§ **Written instruction**
Restate all the material verbatim, except for the pictures.

-- start Dataset --

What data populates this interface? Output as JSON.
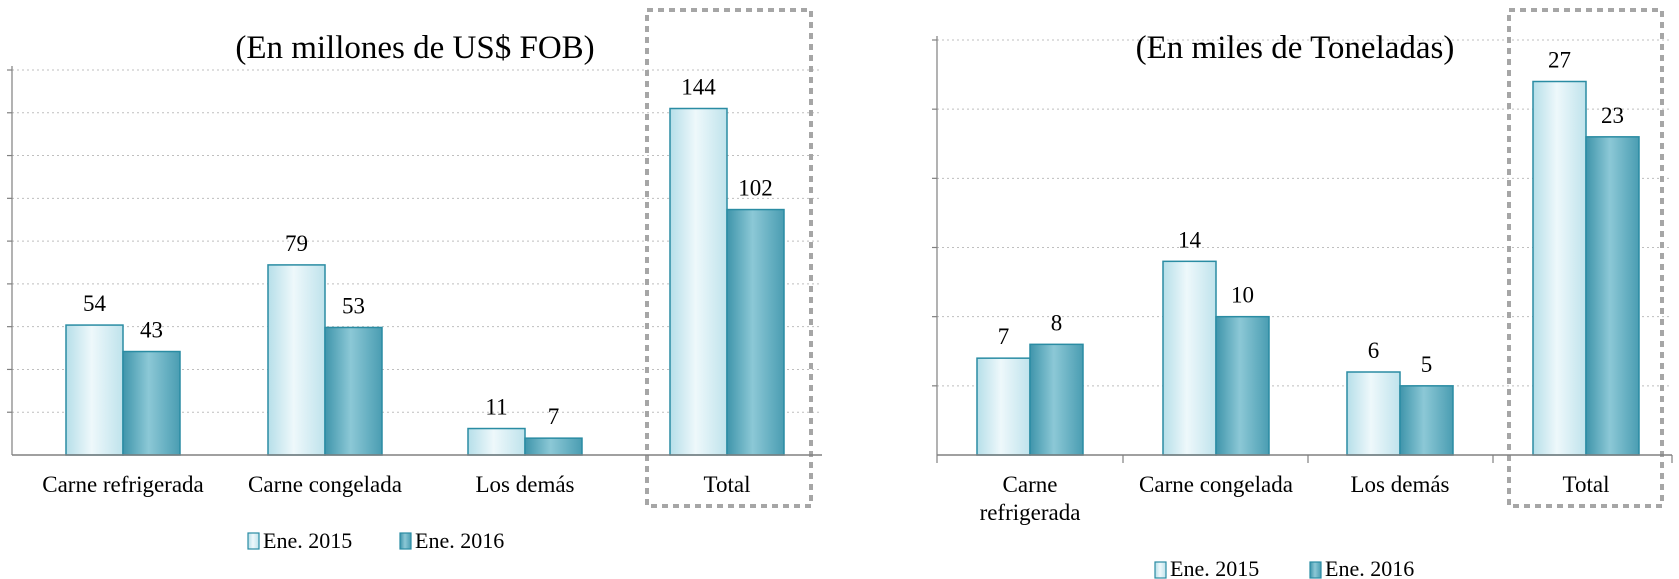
{
  "colors": {
    "ene2015_fill": "#d6eef4",
    "ene2016_fill": "#6fb3c5",
    "bar_border": "#2a8ca3",
    "grid": "#bfbfbf",
    "axis": "#808080",
    "highlight_box": "#a6a6a6"
  },
  "chart_data": [
    {
      "type": "bar",
      "title": "(En millones de US$ FOB)",
      "categories": [
        "Carne refrigerada",
        "Carne congelada",
        "Los demás",
        "Total"
      ],
      "series": [
        {
          "name": "Ene. 2015",
          "values": [
            54,
            79,
            11,
            144
          ]
        },
        {
          "name": "Ene. 2016",
          "values": [
            43,
            53,
            7,
            102
          ]
        }
      ],
      "ylim": [
        0,
        160
      ],
      "grid": true,
      "legend": "bottom",
      "highlighted_category": "Total"
    },
    {
      "type": "bar",
      "title": "(En miles de Toneladas)",
      "categories": [
        "Carne refrigerada",
        "Carne congelada",
        "Los demás",
        "Total"
      ],
      "series": [
        {
          "name": "Ene. 2015",
          "values": [
            7,
            14,
            6,
            27
          ]
        },
        {
          "name": "Ene. 2016",
          "values": [
            8,
            10,
            5,
            23
          ]
        }
      ],
      "ylim": [
        0,
        30
      ],
      "grid": true,
      "legend": "bottom",
      "highlighted_category": "Total"
    }
  ]
}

-- end Dataset --

§ **Complete response**
What data populates this interface? Output as JSON.
{
  "colors": {
    "ene2015_fill": "#d6eef4",
    "ene2016_fill": "#6fb3c5",
    "bar_border": "#2a8ca3",
    "grid": "#bfbfbf",
    "axis": "#808080",
    "highlight_box": "#a6a6a6"
  },
  "chart_data": [
    {
      "type": "bar",
      "title": "(En millones de US$ FOB)",
      "categories": [
        "Carne refrigerada",
        "Carne congelada",
        "Los demás",
        "Total"
      ],
      "series": [
        {
          "name": "Ene. 2015",
          "values": [
            54,
            79,
            11,
            144
          ]
        },
        {
          "name": "Ene. 2016",
          "values": [
            43,
            53,
            7,
            102
          ]
        }
      ],
      "ylim": [
        0,
        160
      ],
      "grid": true,
      "legend": "bottom",
      "highlighted_category": "Total"
    },
    {
      "type": "bar",
      "title": "(En miles de Toneladas)",
      "categories": [
        "Carne refrigerada",
        "Carne congelada",
        "Los demás",
        "Total"
      ],
      "series": [
        {
          "name": "Ene. 2015",
          "values": [
            7,
            14,
            6,
            27
          ]
        },
        {
          "name": "Ene. 2016",
          "values": [
            8,
            10,
            5,
            23
          ]
        }
      ],
      "ylim": [
        0,
        30
      ],
      "grid": true,
      "legend": "bottom",
      "highlighted_category": "Total"
    }
  ]
}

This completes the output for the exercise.